Exercise instructions = Could you reproduce the lines below word for word, leaving out the pictures?

Stored data =
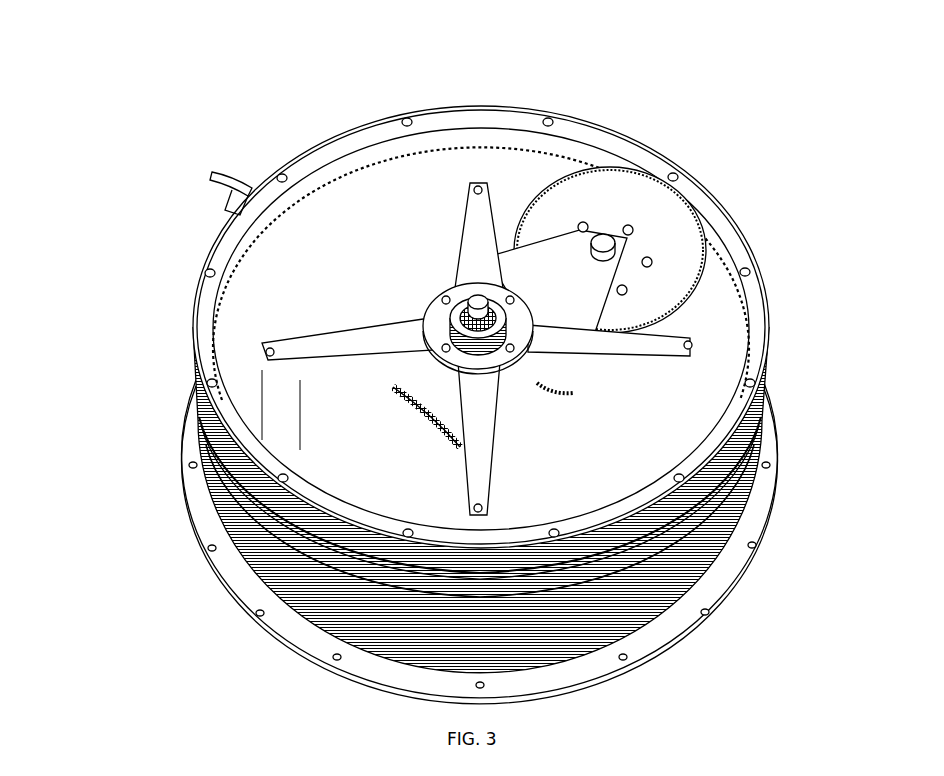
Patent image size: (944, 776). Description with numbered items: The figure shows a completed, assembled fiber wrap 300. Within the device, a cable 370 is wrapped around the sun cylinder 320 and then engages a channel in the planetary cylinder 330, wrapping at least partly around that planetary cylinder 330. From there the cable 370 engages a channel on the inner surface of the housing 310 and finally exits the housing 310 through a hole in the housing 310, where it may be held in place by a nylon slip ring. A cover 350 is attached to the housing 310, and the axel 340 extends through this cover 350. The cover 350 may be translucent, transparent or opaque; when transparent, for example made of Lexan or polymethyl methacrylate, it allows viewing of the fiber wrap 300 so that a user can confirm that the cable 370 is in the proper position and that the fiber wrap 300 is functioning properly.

The fiber wrap 300 is at (150, 145).
The housing 310 is at (245, 532).
The sun cylinder 320 is at (545, 393).
The planetary cylinder 330 is at (660, 238).
The axel 340 is at (478, 300).
The cover 350 is at (278, 192).
The cable 370 is at (370, 408).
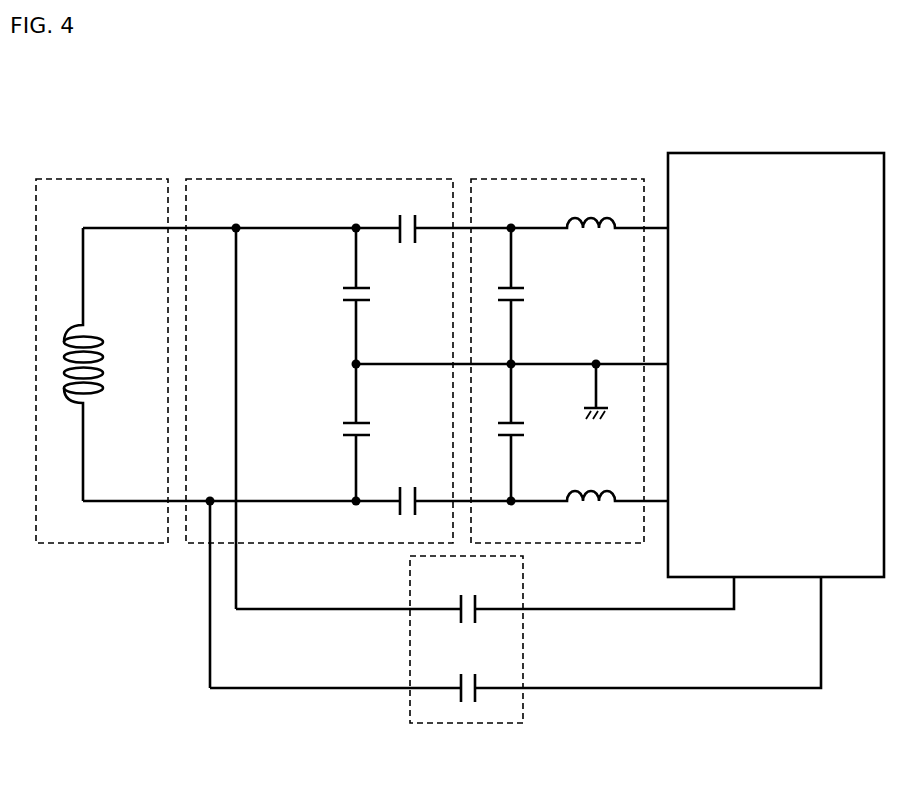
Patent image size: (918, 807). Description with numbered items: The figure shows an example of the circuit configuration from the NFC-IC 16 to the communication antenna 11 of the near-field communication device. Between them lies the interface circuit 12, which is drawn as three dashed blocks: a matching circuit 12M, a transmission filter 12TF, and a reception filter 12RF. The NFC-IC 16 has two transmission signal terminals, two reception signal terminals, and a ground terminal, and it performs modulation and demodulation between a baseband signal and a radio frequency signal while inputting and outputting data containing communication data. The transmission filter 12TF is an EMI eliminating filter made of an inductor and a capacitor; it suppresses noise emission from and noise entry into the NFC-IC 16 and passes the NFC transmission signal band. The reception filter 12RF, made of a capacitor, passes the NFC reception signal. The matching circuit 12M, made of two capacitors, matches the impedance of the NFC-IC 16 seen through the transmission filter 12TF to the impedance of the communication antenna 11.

In response =
Patent image size: (944, 776). Description with numbered items: The figure shows a completed, assembled fiber wrap 300. Within the device, a cable 370 is wrapped around the sun cylinder 320 and then engages a channel in the planetary cylinder 330, wrapping at least partly around that planetary cylinder 330. From there the cable 370 engages a channel on the inner surface of the housing 310 and finally exits the housing 310 through a hole in the housing 310, where it may be held in place by a nylon slip ring. A cover 350 is attached to the housing 310, and the axel 340 extends through this cover 350. The cover 350 may be translucent, transparent or opaque; when transparent, for example made of Lexan or polymethyl methacrylate, it allows viewing of the fiber wrap 300 so that a user can confirm that the cable 370 is in the proper position and that the fiber wrap 300 is functioning properly.

The fiber wrap 300 is at (150, 145).
The housing 310 is at (245, 532).
The sun cylinder 320 is at (545, 393).
The planetary cylinder 330 is at (660, 238).
The axel 340 is at (478, 300).
The cover 350 is at (278, 192).
The cable 370 is at (370, 408).
Patent image size: (918, 807). Description with numbered items: The figure shows an example of the circuit configuration from the NFC-IC 16 to the communication antenna 11 of the near-field communication device. Between them lies the interface circuit 12, which is drawn as three dashed blocks: a matching circuit 12M, a transmission filter 12TF, and a reception filter 12RF. The NFC-IC 16 has two transmission signal terminals, two reception signal terminals, and a ground terminal, and it performs modulation and demodulation between a baseband signal and a radio frequency signal while inputting and outputting data containing communication data. The transmission filter 12TF is an EMI eliminating filter made of an inductor and a capacitor; it suppresses noise emission from and noise entry into the NFC-IC 16 and passes the NFC transmission signal band. The reception filter 12RF, made of a capacitor, passes the NFC reception signal. The matching circuit 12M, made of two capacitors, matches the impedance of the NFC-IC 16 seen through the transmission filter 12TF to the impedance of the communication antenna 11.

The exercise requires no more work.